-- START RECORDED DATA --
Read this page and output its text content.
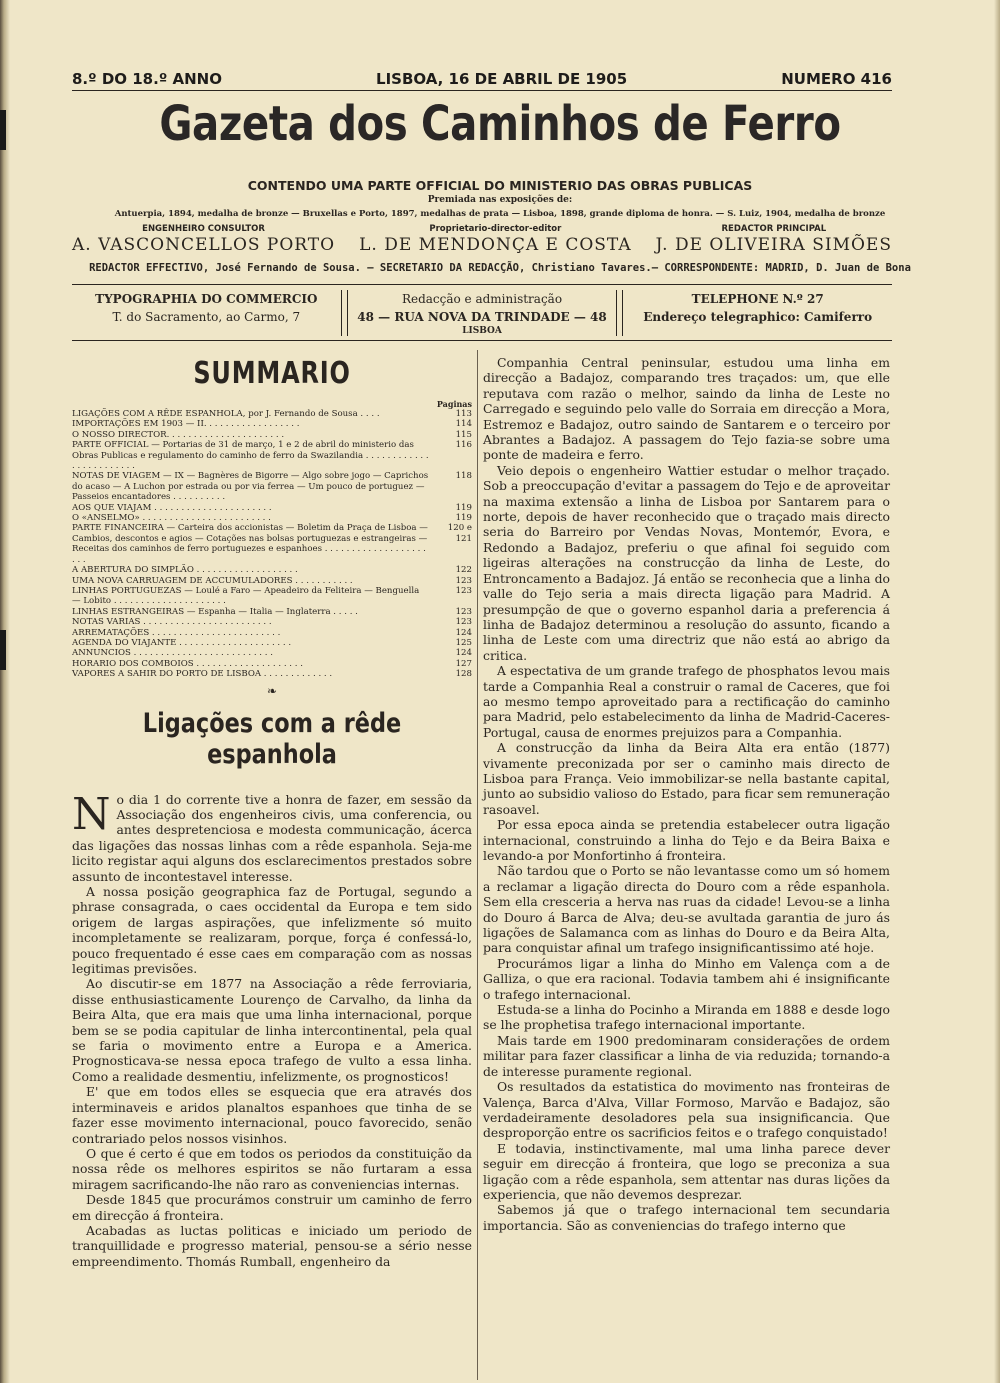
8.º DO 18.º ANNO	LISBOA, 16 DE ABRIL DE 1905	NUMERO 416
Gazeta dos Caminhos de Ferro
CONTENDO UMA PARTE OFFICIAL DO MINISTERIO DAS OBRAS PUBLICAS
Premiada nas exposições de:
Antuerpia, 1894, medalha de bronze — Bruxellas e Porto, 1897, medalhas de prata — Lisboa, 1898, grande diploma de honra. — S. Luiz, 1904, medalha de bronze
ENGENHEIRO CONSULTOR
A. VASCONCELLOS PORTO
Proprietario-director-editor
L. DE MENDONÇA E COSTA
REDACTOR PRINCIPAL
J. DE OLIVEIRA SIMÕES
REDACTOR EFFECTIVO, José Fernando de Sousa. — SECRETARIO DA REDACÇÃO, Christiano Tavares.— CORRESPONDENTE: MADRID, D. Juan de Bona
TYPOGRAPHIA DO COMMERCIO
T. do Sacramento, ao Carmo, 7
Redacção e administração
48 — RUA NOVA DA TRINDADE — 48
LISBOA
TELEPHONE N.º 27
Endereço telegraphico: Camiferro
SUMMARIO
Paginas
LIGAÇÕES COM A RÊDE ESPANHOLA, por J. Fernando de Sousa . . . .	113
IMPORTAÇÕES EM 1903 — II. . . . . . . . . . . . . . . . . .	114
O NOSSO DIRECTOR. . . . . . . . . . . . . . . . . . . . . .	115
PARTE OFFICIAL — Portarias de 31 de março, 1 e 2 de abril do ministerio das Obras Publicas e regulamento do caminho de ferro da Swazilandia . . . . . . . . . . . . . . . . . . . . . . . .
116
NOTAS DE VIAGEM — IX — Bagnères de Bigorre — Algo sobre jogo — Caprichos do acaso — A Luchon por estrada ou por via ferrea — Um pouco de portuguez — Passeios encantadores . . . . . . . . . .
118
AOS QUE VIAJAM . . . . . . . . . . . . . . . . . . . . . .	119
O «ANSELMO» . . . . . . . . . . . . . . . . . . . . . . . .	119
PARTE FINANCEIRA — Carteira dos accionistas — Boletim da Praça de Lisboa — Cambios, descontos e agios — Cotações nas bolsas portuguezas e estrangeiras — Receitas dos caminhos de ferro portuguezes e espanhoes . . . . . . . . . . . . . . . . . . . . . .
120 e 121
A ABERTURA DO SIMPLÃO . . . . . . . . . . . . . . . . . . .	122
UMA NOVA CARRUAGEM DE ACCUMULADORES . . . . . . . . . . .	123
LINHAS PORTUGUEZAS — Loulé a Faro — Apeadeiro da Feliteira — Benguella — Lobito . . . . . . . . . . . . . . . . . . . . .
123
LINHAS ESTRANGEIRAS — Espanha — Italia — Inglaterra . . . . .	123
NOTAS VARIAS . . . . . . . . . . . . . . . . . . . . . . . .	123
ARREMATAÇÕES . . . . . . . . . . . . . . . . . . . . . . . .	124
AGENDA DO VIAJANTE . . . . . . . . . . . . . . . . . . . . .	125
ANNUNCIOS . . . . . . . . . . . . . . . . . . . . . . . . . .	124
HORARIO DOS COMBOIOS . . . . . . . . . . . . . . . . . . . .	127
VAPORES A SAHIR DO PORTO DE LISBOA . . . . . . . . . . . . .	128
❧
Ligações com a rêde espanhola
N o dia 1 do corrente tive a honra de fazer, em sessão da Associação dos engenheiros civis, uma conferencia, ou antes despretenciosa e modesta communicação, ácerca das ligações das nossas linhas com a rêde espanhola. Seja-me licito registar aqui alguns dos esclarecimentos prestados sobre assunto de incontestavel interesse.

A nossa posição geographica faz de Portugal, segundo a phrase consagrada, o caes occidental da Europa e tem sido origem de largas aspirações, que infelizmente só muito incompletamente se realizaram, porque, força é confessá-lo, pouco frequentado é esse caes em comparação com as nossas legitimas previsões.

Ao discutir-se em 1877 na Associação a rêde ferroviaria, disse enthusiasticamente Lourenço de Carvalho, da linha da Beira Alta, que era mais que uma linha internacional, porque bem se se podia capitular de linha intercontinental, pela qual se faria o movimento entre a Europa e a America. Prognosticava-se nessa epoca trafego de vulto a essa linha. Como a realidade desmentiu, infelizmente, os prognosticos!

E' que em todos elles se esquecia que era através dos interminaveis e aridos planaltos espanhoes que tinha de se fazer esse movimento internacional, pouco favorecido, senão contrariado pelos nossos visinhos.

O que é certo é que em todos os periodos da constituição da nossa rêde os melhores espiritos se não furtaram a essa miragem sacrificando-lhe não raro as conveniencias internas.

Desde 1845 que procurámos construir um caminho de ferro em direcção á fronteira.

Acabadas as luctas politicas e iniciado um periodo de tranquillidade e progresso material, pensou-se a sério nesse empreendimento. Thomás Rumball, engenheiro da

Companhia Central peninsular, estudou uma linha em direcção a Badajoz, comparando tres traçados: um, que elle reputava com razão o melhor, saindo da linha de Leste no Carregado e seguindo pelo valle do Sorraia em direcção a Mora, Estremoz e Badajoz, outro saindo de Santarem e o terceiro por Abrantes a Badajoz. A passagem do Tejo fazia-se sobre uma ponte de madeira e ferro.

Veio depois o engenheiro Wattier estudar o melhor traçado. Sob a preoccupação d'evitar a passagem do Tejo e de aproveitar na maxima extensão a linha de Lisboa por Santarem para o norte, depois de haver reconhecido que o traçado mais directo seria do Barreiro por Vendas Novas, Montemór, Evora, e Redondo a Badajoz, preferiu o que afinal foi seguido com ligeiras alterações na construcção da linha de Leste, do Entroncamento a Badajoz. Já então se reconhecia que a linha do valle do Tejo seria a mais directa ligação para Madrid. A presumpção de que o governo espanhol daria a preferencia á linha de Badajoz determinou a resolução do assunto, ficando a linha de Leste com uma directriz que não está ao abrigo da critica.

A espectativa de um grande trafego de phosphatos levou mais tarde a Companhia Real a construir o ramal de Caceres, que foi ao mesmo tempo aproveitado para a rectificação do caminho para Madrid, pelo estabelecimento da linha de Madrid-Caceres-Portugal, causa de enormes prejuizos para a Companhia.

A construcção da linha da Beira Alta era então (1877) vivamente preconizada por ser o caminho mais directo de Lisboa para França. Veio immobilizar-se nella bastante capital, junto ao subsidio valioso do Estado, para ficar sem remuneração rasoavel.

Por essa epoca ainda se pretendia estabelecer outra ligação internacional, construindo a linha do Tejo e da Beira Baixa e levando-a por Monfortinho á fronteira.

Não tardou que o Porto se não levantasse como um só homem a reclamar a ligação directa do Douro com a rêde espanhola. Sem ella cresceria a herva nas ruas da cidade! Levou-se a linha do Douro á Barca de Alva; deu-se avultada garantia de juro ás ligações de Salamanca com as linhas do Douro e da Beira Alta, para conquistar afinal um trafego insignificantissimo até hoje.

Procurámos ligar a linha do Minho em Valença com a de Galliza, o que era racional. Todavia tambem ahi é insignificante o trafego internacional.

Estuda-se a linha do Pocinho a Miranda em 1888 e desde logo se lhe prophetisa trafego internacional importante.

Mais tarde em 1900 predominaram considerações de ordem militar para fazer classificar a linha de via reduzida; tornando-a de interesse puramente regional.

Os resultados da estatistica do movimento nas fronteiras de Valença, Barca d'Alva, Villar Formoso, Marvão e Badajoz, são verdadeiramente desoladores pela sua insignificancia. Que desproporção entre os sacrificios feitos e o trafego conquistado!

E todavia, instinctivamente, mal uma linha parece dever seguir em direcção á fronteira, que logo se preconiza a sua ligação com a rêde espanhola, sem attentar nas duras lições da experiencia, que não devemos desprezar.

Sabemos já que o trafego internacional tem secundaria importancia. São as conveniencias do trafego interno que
-- END RECORDED DATA --
WRITTEN EXERCISE: Write out the listing word for word, omitting the pictures it holds.

WORKED SOLUTION:
Read this page and output its text content.
8.º DO 18.º ANNO	LISBOA, 16 DE ABRIL DE 1905	NUMERO 416
Gazeta dos Caminhos de Ferro
CONTENDO UMA PARTE OFFICIAL DO MINISTERIO DAS OBRAS PUBLICAS
Premiada nas exposições de:
Antuerpia, 1894, medalha de bronze — Bruxellas e Porto, 1897, medalhas de prata — Lisboa, 1898, grande diploma de honra. — S. Luiz, 1904, medalha de bronze
ENGENHEIRO CONSULTOR
A. VASCONCELLOS PORTO
Proprietario-director-editor
L. DE MENDONÇA E COSTA
REDACTOR PRINCIPAL
J. DE OLIVEIRA SIMÕES
REDACTOR EFFECTIVO, José Fernando de Sousa. — SECRETARIO DA REDACÇÃO, Christiano Tavares.— CORRESPONDENTE: MADRID, D. Juan de Bona
TYPOGRAPHIA DO COMMERCIO
T. do Sacramento, ao Carmo, 7
Redacção e administração
48 — RUA NOVA DA TRINDADE — 48
LISBOA
TELEPHONE N.º 27
Endereço telegraphico: Camiferro
SUMMARIO
Paginas
LIGAÇÕES COM A RÊDE ESPANHOLA, por J. Fernando de Sousa . . . .	113
IMPORTAÇÕES EM 1903 — II. . . . . . . . . . . . . . . . . .	114
O NOSSO DIRECTOR. . . . . . . . . . . . . . . . . . . . . .	115
PARTE OFFICIAL — Portarias de 31 de março, 1 e 2 de abril do ministerio das Obras Publicas e regulamento do caminho de ferro da Swazilandia . . . . . . . . . . . . . . . . . . . . . . . .
116
NOTAS DE VIAGEM — IX — Bagnères de Bigorre — Algo sobre jogo — Caprichos do acaso — A Luchon por estrada ou por via ferrea — Um pouco de portuguez — Passeios encantadores . . . . . . . . . .
118
AOS QUE VIAJAM . . . . . . . . . . . . . . . . . . . . . .	119
O «ANSELMO» . . . . . . . . . . . . . . . . . . . . . . . .	119
PARTE FINANCEIRA — Carteira dos accionistas — Boletim da Praça de Lisboa — Cambios, descontos e agios — Cotações nas bolsas portuguezas e estrangeiras — Receitas dos caminhos de ferro portuguezes e espanhoes . . . . . . . . . . . . . . . . . . . . . .
120 e 121
A ABERTURA DO SIMPLÃO . . . . . . . . . . . . . . . . . . .	122
UMA NOVA CARRUAGEM DE ACCUMULADORES . . . . . . . . . . .	123
LINHAS PORTUGUEZAS — Loulé a Faro — Apeadeiro da Feliteira — Benguella — Lobito . . . . . . . . . . . . . . . . . . . . .
123
LINHAS ESTRANGEIRAS — Espanha — Italia — Inglaterra . . . . .	123
NOTAS VARIAS . . . . . . . . . . . . . . . . . . . . . . . .	123
ARREMATAÇÕES . . . . . . . . . . . . . . . . . . . . . . . .	124
AGENDA DO VIAJANTE . . . . . . . . . . . . . . . . . . . . .	125
ANNUNCIOS . . . . . . . . . . . . . . . . . . . . . . . . . .	124
HORARIO DOS COMBOIOS . . . . . . . . . . . . . . . . . . . .	127
VAPORES A SAHIR DO PORTO DE LISBOA . . . . . . . . . . . . .	128
❧
Ligações com a rêde espanhola
N o dia 1 do corrente tive a honra de fazer, em sessão da Associação dos engenheiros civis, uma conferencia, ou antes despretenciosa e modesta communicação, ácerca das ligações das nossas linhas com a rêde espanhola. Seja-me licito registar aqui alguns dos esclarecimentos prestados sobre assunto de incontestavel interesse.

A nossa posição geographica faz de Portugal, segundo a phrase consagrada, o caes occidental da Europa e tem sido origem de largas aspirações, que infelizmente só muito incompletamente se realizaram, porque, força é confessá-lo, pouco frequentado é esse caes em comparação com as nossas legitimas previsões.

Ao discutir-se em 1877 na Associação a rêde ferroviaria, disse enthusiasticamente Lourenço de Carvalho, da linha da Beira Alta, que era mais que uma linha internacional, porque bem se se podia capitular de linha intercontinental, pela qual se faria o movimento entre a Europa e a America. Prognosticava-se nessa epoca trafego de vulto a essa linha. Como a realidade desmentiu, infelizmente, os prognosticos!

E' que em todos elles se esquecia que era através dos interminaveis e aridos planaltos espanhoes que tinha de se fazer esse movimento internacional, pouco favorecido, senão contrariado pelos nossos visinhos.

O que é certo é que em todos os periodos da constituição da nossa rêde os melhores espiritos se não furtaram a essa miragem sacrificando-lhe não raro as conveniencias internas.

Desde 1845 que procurámos construir um caminho de ferro em direcção á fronteira.

Acabadas as luctas politicas e iniciado um periodo de tranquillidade e progresso material, pensou-se a sério nesse empreendimento. Thomás Rumball, engenheiro da

Companhia Central peninsular, estudou uma linha em direcção a Badajoz, comparando tres traçados: um, que elle reputava com razão o melhor, saindo da linha de Leste no Carregado e seguindo pelo valle do Sorraia em direcção a Mora, Estremoz e Badajoz, outro saindo de Santarem e o terceiro por Abrantes a Badajoz. A passagem do Tejo fazia-se sobre uma ponte de madeira e ferro.

Veio depois o engenheiro Wattier estudar o melhor traçado. Sob a preoccupação d'evitar a passagem do Tejo e de aproveitar na maxima extensão a linha de Lisboa por Santarem para o norte, depois de haver reconhecido que o traçado mais directo seria do Barreiro por Vendas Novas, Montemór, Evora, e Redondo a Badajoz, preferiu o que afinal foi seguido com ligeiras alterações na construcção da linha de Leste, do Entroncamento a Badajoz. Já então se reconhecia que a linha do valle do Tejo seria a mais directa ligação para Madrid. A presumpção de que o governo espanhol daria a preferencia á linha de Badajoz determinou a resolução do assunto, ficando a linha de Leste com uma directriz que não está ao abrigo da critica.

A espectativa de um grande trafego de phosphatos levou mais tarde a Companhia Real a construir o ramal de Caceres, que foi ao mesmo tempo aproveitado para a rectificação do caminho para Madrid, pelo estabelecimento da linha de Madrid-Caceres-Portugal, causa de enormes prejuizos para a Companhia.

A construcção da linha da Beira Alta era então (1877) vivamente preconizada por ser o caminho mais directo de Lisboa para França. Veio immobilizar-se nella bastante capital, junto ao subsidio valioso do Estado, para ficar sem remuneração rasoavel.

Por essa epoca ainda se pretendia estabelecer outra ligação internacional, construindo a linha do Tejo e da Beira Baixa e levando-a por Monfortinho á fronteira.

Não tardou que o Porto se não levantasse como um só homem a reclamar a ligação directa do Douro com a rêde espanhola. Sem ella cresceria a herva nas ruas da cidade! Levou-se a linha do Douro á Barca de Alva; deu-se avultada garantia de juro ás ligações de Salamanca com as linhas do Douro e da Beira Alta, para conquistar afinal um trafego insignificantissimo até hoje.

Procurámos ligar a linha do Minho em Valença com a de Galliza, o que era racional. Todavia tambem ahi é insignificante o trafego internacional.

Estuda-se a linha do Pocinho a Miranda em 1888 e desde logo se lhe prophetisa trafego internacional importante.

Mais tarde em 1900 predominaram considerações de ordem militar para fazer classificar a linha de via reduzida; tornando-a de interesse puramente regional.

Os resultados da estatistica do movimento nas fronteiras de Valença, Barca d'Alva, Villar Formoso, Marvão e Badajoz, são verdadeiramente desoladores pela sua insignificancia. Que desproporção entre os sacrificios feitos e o trafego conquistado!

E todavia, instinctivamente, mal uma linha parece dever seguir em direcção á fronteira, que logo se preconiza a sua ligação com a rêde espanhola, sem attentar nas duras lições da experiencia, que não devemos desprezar.

Sabemos já que o trafego internacional tem secundaria importancia. São as conveniencias do trafego interno que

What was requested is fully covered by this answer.